WHAT IS NEEDED
Check each line of the listing below for the string "value", and give only how many lines hold it.

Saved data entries
────────

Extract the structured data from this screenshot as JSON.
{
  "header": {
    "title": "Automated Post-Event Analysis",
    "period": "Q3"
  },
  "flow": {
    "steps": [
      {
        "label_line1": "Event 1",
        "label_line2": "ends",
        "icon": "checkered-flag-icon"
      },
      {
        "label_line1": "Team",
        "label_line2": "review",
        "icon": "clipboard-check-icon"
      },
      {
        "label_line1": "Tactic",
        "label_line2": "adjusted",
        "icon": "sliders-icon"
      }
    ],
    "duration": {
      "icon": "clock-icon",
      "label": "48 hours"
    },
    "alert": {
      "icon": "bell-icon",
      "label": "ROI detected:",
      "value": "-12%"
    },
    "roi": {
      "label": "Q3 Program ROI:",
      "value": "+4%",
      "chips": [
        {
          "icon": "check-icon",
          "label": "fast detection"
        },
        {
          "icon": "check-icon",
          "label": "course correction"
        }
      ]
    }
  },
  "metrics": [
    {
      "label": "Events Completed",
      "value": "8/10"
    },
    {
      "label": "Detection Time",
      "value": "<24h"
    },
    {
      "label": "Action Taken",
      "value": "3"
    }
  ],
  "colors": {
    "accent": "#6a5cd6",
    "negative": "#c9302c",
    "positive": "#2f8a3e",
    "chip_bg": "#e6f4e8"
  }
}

────────

SOLUTION TO THE EXERCISE
5